#### EXERCICES:
- a) D'après l'extrait, quelles décisions la Commission a-t-elle rendues ?
- b) Recopiez mot pour mot tout ce qui va de "106. Quatrièmement, le Tribunal" jusqu'à "a été constatée." dans l'extrait.

#### EXTRAIT:
_____

105. Par le deuxième moyen dans l’affaire C‑204/11 P et par le troisième moyen dans l’affaire C‑205/11 P, la FIFA reproche au Tribunal d’avoir jugé à tort que la Commission avait produit devant lui des preuves suffisantes et fourni des raisons adéquates pour justifier ses constatations selon lesquelles la Coupe du monde, dans son intégralité, avait été correctement considérée comme un événement d’importance majeure pour la société. À cet égard, premièrement, le Tribunal n’aurait pas examiné l’argument de la FIFA relatif au type et à la date des données dont la Commission aurait dû tenir compte en rendant les décisions 2007/479 et 2007/730. Deuxièmement, le Tribunal se serait appuyé sur des raisons qui ne figurent pas dans lesdites décisions. Troisièmement, la FIFA relève que le Tribunal aurait commis une erreur de droit en refusant d’accorder une quelconque importance à la pratique des autres États membres qui n’ont pas inclus les matchs «non prime» de la Coupe du monde sur les listes nationales.

106. Quatrièmement, le Tribunal aurait commis des erreurs lors de l’interprétation des critères sur la base desquels l’importance majeure de la Coupe du monde pour la société a été constatée.

_____

#### DONNÉES FOURNIES:
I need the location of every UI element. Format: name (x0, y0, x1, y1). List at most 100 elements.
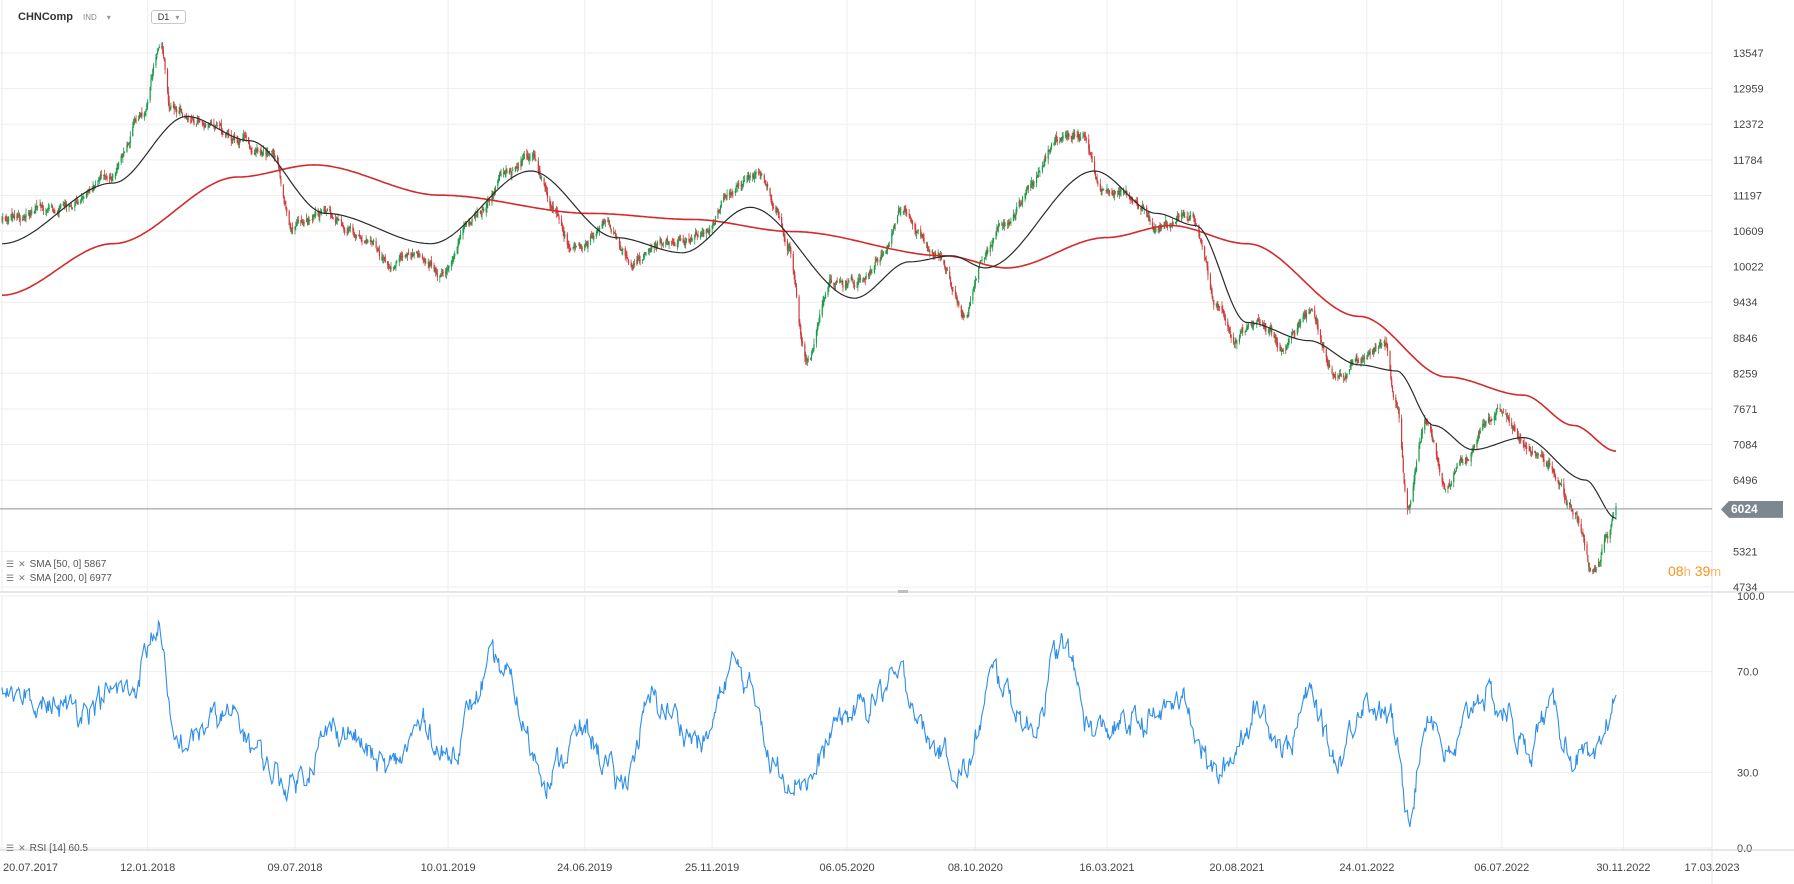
candle-body (800, 325, 802, 336)
candle-body (522, 157, 525, 160)
candle-body (1386, 344, 1389, 352)
candle-body (789, 247, 791, 248)
legend-rsi[interactable]: ☰ ✕ RSI [14] 60.5 (6, 843, 88, 854)
candle-body (1305, 312, 1308, 319)
candle-body (1178, 215, 1180, 217)
candle-body (265, 150, 267, 155)
candle-body (377, 249, 379, 251)
candle-body (363, 240, 366, 242)
candle-body (1292, 332, 1294, 334)
settings-icon[interactable]: ☰ (6, 559, 15, 569)
candle-body (399, 256, 401, 259)
candle-body (203, 124, 205, 127)
candle-body (1600, 555, 1602, 562)
candle-body (1511, 426, 1514, 429)
candle-body (1050, 143, 1053, 148)
candle-body (852, 278, 854, 283)
price-tick-label: 11197 (1733, 190, 1762, 202)
candle-body (915, 233, 918, 235)
candle-body (894, 223, 896, 230)
candle-body (604, 221, 606, 223)
candle-body (702, 232, 704, 234)
close-icon[interactable]: ✕ (18, 843, 26, 853)
candle-body (70, 206, 73, 208)
candle-body (476, 211, 478, 216)
time-tick-label: 12.01.2018 (120, 862, 175, 874)
candle-body (1558, 480, 1560, 485)
candle-body (259, 151, 261, 153)
candle-body (1207, 266, 1209, 276)
candle-body (70, 205, 72, 207)
candle-body (315, 212, 317, 216)
close-icon[interactable]: ✕ (18, 573, 26, 583)
candle-body (1308, 312, 1310, 314)
candle-body (903, 209, 905, 214)
candle-body (538, 170, 540, 172)
candle-body (192, 118, 194, 121)
candle-body (520, 160, 522, 168)
legend-sma50[interactable]: ☰ ✕ SMA [50, 0] 5867 (6, 559, 106, 570)
candle-body (827, 287, 829, 296)
settings-icon[interactable]: ☰ (6, 843, 15, 853)
candle-body (1299, 322, 1301, 325)
candle-body (1084, 135, 1086, 137)
symbol-name[interactable]: CHNComp (18, 11, 73, 23)
rsi-tick-label: 100.0 (1737, 591, 1765, 603)
candle-body (1033, 181, 1035, 183)
candle-body (12, 216, 14, 218)
candle-body (1090, 154, 1092, 157)
legend-sma200[interactable]: ☰ ✕ SMA [200, 0] 6977 (6, 573, 112, 584)
candle-body (654, 243, 656, 245)
candle-body (54, 212, 56, 214)
candle-body (643, 254, 645, 259)
pane-resize-handle[interactable] (898, 590, 908, 593)
candle-body (134, 118, 136, 121)
candle-body (482, 209, 484, 211)
candle-body (1514, 426, 1516, 431)
candle-body (1396, 403, 1398, 407)
candle-body (176, 109, 178, 113)
candle-body (1016, 206, 1018, 213)
candle-body (696, 234, 698, 236)
candle-body (249, 147, 251, 150)
candle-body (1303, 314, 1305, 317)
candle-body (135, 120, 137, 122)
price-tick-label: 11784 (1733, 155, 1763, 167)
candle-body (616, 238, 618, 239)
candle-body (137, 119, 140, 121)
candle-body (1262, 326, 1264, 327)
candle-body (601, 223, 603, 227)
candle-body (819, 314, 821, 323)
candle-body (1598, 561, 1600, 567)
candle-body (1374, 346, 1376, 351)
candle-body (1350, 363, 1352, 365)
candle-body (1437, 457, 1439, 462)
chevron-down-icon[interactable]: ▾ (106, 12, 111, 22)
candle-body (1383, 341, 1385, 343)
candle-body (980, 260, 982, 262)
candle-body (1054, 139, 1056, 145)
candle-body (1279, 347, 1281, 348)
candle-body (1380, 343, 1382, 345)
candle-body (157, 51, 159, 55)
candle-body (589, 236, 592, 243)
price-tick-label: 8259 (1733, 368, 1757, 380)
candle-body (1062, 136, 1064, 139)
close-icon[interactable]: ✕ (18, 559, 26, 569)
settings-icon[interactable]: ☰ (6, 573, 15, 583)
candle-body (1112, 193, 1115, 196)
candle-body (1360, 358, 1362, 364)
candle-body (1489, 419, 1491, 421)
candle-body (1449, 485, 1452, 486)
candle-body (736, 185, 738, 188)
timeframe-selector[interactable]: D1 ▾ (150, 10, 187, 24)
candle-body (349, 226, 352, 229)
candle-body (221, 129, 223, 134)
candle-body (821, 304, 823, 316)
candle-body (1247, 326, 1249, 328)
candle-body (1575, 513, 1577, 515)
candle-body (1421, 429, 1423, 435)
candle-body (1524, 445, 1526, 447)
rsi-label: RSI [14] 60.5 (29, 843, 88, 854)
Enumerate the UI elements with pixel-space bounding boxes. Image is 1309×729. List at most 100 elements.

_____

#### RÉPONSES:
- a) Les décisions 2007/479 et 2007/730.

- b)
106. Quatrièmement, le Tribunal aurait commis des erreurs lors de l’interprétation des critères sur la base desquels l’importance majeure de la Coupe du monde pour la société a été constatée.